→ INSTRUCTION
Transcribe the records that follow. Keep every word exactly, and drop the pictures.
--- begin ---
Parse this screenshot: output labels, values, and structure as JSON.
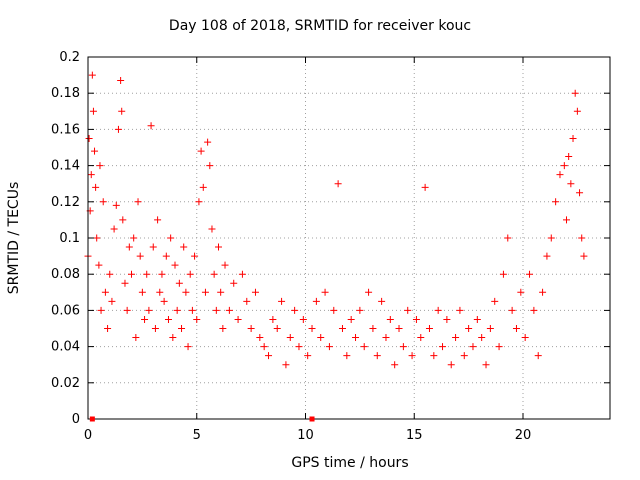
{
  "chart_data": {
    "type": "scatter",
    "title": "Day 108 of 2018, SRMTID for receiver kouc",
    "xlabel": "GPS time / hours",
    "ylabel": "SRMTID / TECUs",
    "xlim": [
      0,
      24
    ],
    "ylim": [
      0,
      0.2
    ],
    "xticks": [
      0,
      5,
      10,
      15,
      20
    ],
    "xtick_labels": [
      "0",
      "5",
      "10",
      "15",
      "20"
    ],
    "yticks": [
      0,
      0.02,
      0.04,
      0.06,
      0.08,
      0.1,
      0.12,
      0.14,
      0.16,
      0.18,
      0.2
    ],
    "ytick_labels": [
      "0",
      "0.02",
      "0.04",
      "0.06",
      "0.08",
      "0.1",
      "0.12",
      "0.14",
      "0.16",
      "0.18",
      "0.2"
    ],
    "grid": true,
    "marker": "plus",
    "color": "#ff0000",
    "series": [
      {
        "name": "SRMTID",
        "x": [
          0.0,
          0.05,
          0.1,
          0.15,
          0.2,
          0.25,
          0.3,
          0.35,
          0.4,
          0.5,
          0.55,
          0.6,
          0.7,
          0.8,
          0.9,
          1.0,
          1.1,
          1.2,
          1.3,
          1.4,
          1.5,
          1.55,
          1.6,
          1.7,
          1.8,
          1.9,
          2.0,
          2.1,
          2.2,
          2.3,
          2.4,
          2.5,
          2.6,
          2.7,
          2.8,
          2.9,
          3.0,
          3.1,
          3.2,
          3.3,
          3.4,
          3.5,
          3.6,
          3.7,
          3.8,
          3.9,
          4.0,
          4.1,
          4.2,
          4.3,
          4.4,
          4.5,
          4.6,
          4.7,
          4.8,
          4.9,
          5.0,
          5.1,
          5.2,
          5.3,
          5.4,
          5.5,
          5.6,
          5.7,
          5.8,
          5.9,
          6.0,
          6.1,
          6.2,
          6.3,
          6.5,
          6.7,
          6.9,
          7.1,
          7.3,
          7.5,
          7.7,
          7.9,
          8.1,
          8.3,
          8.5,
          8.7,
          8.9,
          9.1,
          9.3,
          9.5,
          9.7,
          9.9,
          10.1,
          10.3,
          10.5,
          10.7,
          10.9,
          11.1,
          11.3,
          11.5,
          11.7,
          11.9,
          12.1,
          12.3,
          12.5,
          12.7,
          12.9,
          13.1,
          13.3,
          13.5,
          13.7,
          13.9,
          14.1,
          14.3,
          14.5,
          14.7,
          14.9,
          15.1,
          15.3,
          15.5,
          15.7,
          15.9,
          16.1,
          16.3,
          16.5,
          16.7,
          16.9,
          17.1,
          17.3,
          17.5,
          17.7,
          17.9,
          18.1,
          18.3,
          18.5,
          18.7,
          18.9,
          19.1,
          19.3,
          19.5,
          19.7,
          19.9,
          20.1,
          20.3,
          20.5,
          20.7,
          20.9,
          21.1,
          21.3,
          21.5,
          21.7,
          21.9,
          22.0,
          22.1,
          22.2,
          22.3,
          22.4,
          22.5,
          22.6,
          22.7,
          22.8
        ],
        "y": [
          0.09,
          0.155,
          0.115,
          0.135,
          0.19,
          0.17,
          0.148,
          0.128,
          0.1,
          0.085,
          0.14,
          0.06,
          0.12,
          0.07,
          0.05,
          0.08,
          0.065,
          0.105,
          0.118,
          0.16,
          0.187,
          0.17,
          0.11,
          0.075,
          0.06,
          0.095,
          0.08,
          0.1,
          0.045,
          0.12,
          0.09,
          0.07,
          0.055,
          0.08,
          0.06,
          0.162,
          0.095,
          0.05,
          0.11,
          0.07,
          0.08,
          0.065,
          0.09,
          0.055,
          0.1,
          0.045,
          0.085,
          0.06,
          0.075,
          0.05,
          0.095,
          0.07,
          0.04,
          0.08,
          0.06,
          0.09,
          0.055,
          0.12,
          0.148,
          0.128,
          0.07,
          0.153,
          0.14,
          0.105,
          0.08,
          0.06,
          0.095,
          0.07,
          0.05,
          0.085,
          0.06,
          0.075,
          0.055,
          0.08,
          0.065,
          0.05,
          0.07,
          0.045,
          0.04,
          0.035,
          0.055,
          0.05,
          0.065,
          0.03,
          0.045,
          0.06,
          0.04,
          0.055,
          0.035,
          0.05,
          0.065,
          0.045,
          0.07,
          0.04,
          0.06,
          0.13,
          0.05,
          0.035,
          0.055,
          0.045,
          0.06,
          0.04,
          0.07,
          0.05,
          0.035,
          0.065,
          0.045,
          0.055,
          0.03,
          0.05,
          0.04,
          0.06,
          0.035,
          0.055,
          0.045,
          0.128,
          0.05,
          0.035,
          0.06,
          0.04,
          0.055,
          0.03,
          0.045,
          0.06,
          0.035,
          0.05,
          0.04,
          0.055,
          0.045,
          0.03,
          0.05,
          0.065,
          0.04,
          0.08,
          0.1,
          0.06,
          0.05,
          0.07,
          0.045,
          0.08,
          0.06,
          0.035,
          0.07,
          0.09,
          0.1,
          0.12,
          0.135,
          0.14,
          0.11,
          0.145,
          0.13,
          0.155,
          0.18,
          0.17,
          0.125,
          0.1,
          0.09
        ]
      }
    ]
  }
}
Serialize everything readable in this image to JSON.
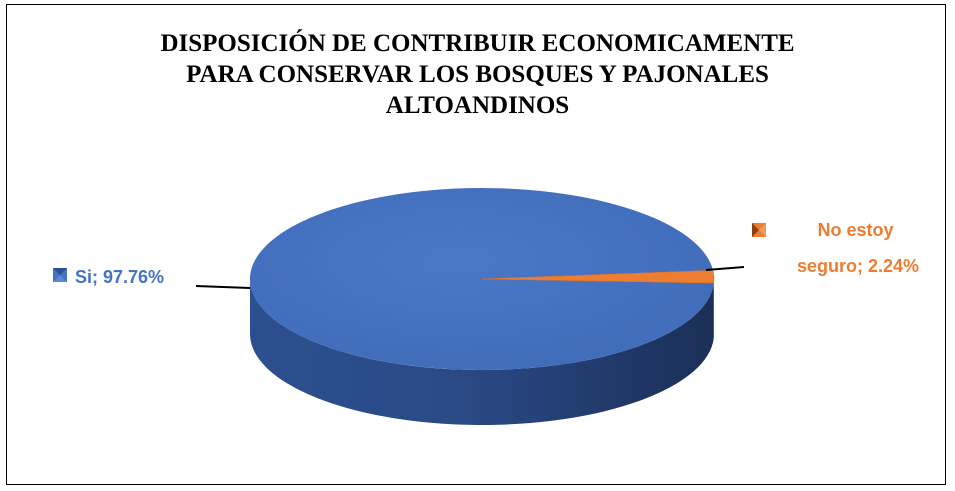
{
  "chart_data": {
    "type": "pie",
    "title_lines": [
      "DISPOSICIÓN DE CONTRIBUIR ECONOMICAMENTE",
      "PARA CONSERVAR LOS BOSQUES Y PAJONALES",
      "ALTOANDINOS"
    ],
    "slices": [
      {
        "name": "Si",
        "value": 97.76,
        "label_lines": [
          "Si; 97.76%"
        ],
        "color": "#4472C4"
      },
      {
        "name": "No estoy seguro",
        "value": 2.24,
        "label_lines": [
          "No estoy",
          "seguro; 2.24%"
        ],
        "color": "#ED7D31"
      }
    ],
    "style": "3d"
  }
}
--- end ---
→ EXPECTED ANSWER
Parse this screenshot: output labels, values, and structure as JSON.
{
  "chart_data": {
    "type": "scatter",
    "title": "Day 108 of 2018, SRMTID for receiver kouc",
    "xlabel": "GPS time / hours",
    "ylabel": "SRMTID / TECUs",
    "xlim": [
      0,
      24
    ],
    "ylim": [
      0,
      0.2
    ],
    "xticks": [
      0,
      5,
      10,
      15,
      20
    ],
    "xtick_labels": [
      "0",
      "5",
      "10",
      "15",
      "20"
    ],
    "yticks": [
      0,
      0.02,
      0.04,
      0.06,
      0.08,
      0.1,
      0.12,
      0.14,
      0.16,
      0.18,
      0.2
    ],
    "ytick_labels": [
      "0",
      "0.02",
      "0.04",
      "0.06",
      "0.08",
      "0.1",
      "0.12",
      "0.14",
      "0.16",
      "0.18",
      "0.2"
    ],
    "grid": true,
    "marker": "plus",
    "color": "#ff0000",
    "series": [
      {
        "name": "SRMTID",
        "x": [
          0.0,
          0.05,
          0.1,
          0.15,
          0.2,
          0.25,
          0.3,
          0.35,
          0.4,
          0.5,
          0.55,
          0.6,
          0.7,
          0.8,
          0.9,
          1.0,
          1.1,
          1.2,
          1.3,
          1.4,
          1.5,
          1.55,
          1.6,
          1.7,
          1.8,
          1.9,
          2.0,
          2.1,
          2.2,
          2.3,
          2.4,
          2.5,
          2.6,
          2.7,
          2.8,
          2.9,
          3.0,
          3.1,
          3.2,
          3.3,
          3.4,
          3.5,
          3.6,
          3.7,
          3.8,
          3.9,
          4.0,
          4.1,
          4.2,
          4.3,
          4.4,
          4.5,
          4.6,
          4.7,
          4.8,
          4.9,
          5.0,
          5.1,
          5.2,
          5.3,
          5.4,
          5.5,
          5.6,
          5.7,
          5.8,
          5.9,
          6.0,
          6.1,
          6.2,
          6.3,
          6.5,
          6.7,
          6.9,
          7.1,
          7.3,
          7.5,
          7.7,
          7.9,
          8.1,
          8.3,
          8.5,
          8.7,
          8.9,
          9.1,
          9.3,
          9.5,
          9.7,
          9.9,
          10.1,
          10.3,
          10.5,
          10.7,
          10.9,
          11.1,
          11.3,
          11.5,
          11.7,
          11.9,
          12.1,
          12.3,
          12.5,
          12.7,
          12.9,
          13.1,
          13.3,
          13.5,
          13.7,
          13.9,
          14.1,
          14.3,
          14.5,
          14.7,
          14.9,
          15.1,
          15.3,
          15.5,
          15.7,
          15.9,
          16.1,
          16.3,
          16.5,
          16.7,
          16.9,
          17.1,
          17.3,
          17.5,
          17.7,
          17.9,
          18.1,
          18.3,
          18.5,
          18.7,
          18.9,
          19.1,
          19.3,
          19.5,
          19.7,
          19.9,
          20.1,
          20.3,
          20.5,
          20.7,
          20.9,
          21.1,
          21.3,
          21.5,
          21.7,
          21.9,
          22.0,
          22.1,
          22.2,
          22.3,
          22.4,
          22.5,
          22.6,
          22.7,
          22.8
        ],
        "y": [
          0.09,
          0.155,
          0.115,
          0.135,
          0.19,
          0.17,
          0.148,
          0.128,
          0.1,
          0.085,
          0.14,
          0.06,
          0.12,
          0.07,
          0.05,
          0.08,
          0.065,
          0.105,
          0.118,
          0.16,
          0.187,
          0.17,
          0.11,
          0.075,
          0.06,
          0.095,
          0.08,
          0.1,
          0.045,
          0.12,
          0.09,
          0.07,
          0.055,
          0.08,
          0.06,
          0.162,
          0.095,
          0.05,
          0.11,
          0.07,
          0.08,
          0.065,
          0.09,
          0.055,
          0.1,
          0.045,
          0.085,
          0.06,
          0.075,
          0.05,
          0.095,
          0.07,
          0.04,
          0.08,
          0.06,
          0.09,
          0.055,
          0.12,
          0.148,
          0.128,
          0.07,
          0.153,
          0.14,
          0.105,
          0.08,
          0.06,
          0.095,
          0.07,
          0.05,
          0.085,
          0.06,
          0.075,
          0.055,
          0.08,
          0.065,
          0.05,
          0.07,
          0.045,
          0.04,
          0.035,
          0.055,
          0.05,
          0.065,
          0.03,
          0.045,
          0.06,
          0.04,
          0.055,
          0.035,
          0.05,
          0.065,
          0.045,
          0.07,
          0.04,
          0.06,
          0.13,
          0.05,
          0.035,
          0.055,
          0.045,
          0.06,
          0.04,
          0.07,
          0.05,
          0.035,
          0.065,
          0.045,
          0.055,
          0.03,
          0.05,
          0.04,
          0.06,
          0.035,
          0.055,
          0.045,
          0.128,
          0.05,
          0.035,
          0.06,
          0.04,
          0.055,
          0.03,
          0.045,
          0.06,
          0.035,
          0.05,
          0.04,
          0.055,
          0.045,
          0.03,
          0.05,
          0.065,
          0.04,
          0.08,
          0.1,
          0.06,
          0.05,
          0.07,
          0.045,
          0.08,
          0.06,
          0.035,
          0.07,
          0.09,
          0.1,
          0.12,
          0.135,
          0.14,
          0.11,
          0.145,
          0.13,
          0.155,
          0.18,
          0.17,
          0.125,
          0.1,
          0.09
        ]
      }
    ]
  }
}
Serialize everything readable in this image to JSON.
{
  "chart_data": {
    "type": "pie",
    "title_lines": [
      "DISPOSICIÓN DE CONTRIBUIR ECONOMICAMENTE",
      "PARA CONSERVAR LOS BOSQUES Y PAJONALES",
      "ALTOANDINOS"
    ],
    "slices": [
      {
        "name": "Si",
        "value": 97.76,
        "label_lines": [
          "Si; 97.76%"
        ],
        "color": "#4472C4"
      },
      {
        "name": "No estoy seguro",
        "value": 2.24,
        "label_lines": [
          "No estoy",
          "seguro; 2.24%"
        ],
        "color": "#ED7D31"
      }
    ],
    "style": "3d"
  }
}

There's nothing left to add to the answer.